Instruction |
Return every line of the data below that includes the string "JSON".

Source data
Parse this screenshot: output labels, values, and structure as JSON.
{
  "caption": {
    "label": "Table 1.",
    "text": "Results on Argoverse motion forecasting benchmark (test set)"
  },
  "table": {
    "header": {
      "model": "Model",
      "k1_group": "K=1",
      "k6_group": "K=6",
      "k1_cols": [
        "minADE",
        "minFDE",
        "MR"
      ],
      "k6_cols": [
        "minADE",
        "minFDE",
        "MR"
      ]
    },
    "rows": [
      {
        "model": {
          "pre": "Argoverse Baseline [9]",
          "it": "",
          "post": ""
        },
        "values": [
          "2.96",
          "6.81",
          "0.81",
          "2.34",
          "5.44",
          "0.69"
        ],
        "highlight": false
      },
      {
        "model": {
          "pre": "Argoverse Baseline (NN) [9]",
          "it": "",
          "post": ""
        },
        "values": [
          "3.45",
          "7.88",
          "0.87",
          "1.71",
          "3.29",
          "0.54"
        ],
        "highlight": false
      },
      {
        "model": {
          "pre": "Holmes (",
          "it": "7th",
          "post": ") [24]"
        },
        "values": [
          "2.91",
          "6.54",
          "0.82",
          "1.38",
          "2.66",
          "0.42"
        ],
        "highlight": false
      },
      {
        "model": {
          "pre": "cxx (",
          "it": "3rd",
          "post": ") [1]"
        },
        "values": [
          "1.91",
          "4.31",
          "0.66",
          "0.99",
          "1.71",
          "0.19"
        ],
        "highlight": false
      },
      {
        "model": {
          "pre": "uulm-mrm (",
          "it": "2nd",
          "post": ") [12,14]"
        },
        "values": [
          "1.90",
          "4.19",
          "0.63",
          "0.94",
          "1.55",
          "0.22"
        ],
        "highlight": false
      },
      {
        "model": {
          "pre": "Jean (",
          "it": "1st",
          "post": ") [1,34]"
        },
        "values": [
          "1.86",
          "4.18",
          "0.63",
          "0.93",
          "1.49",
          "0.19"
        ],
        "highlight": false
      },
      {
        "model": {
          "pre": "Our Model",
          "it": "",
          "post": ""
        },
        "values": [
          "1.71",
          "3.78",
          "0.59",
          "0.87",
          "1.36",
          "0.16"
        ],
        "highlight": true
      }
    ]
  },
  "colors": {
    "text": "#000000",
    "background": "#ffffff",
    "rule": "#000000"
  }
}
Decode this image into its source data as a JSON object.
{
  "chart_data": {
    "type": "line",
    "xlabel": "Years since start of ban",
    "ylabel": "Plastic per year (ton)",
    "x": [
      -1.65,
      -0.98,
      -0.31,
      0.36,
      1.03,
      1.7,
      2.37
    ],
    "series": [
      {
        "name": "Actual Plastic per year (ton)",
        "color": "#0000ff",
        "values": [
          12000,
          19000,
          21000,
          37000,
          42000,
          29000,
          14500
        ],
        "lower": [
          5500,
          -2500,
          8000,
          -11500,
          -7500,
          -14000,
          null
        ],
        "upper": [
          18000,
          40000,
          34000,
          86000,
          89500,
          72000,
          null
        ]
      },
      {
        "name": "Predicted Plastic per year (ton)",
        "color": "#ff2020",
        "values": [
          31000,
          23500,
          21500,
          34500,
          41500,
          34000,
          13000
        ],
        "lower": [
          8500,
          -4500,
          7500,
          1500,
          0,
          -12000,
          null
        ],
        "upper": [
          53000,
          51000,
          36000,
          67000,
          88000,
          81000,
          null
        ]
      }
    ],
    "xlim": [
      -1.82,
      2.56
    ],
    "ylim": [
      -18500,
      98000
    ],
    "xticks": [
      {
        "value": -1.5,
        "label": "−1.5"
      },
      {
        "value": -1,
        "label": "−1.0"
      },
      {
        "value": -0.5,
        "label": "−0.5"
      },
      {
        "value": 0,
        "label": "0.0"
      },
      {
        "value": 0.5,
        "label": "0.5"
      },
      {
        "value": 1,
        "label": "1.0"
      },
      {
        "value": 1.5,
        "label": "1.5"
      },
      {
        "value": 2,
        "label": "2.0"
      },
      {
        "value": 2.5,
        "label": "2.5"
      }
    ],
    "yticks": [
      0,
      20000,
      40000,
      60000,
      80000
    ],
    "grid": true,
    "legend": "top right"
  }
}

Correct answer |
Parse this screenshot: output labels, values, and structure as JSON.
Decode this image into its source data as a JSON object.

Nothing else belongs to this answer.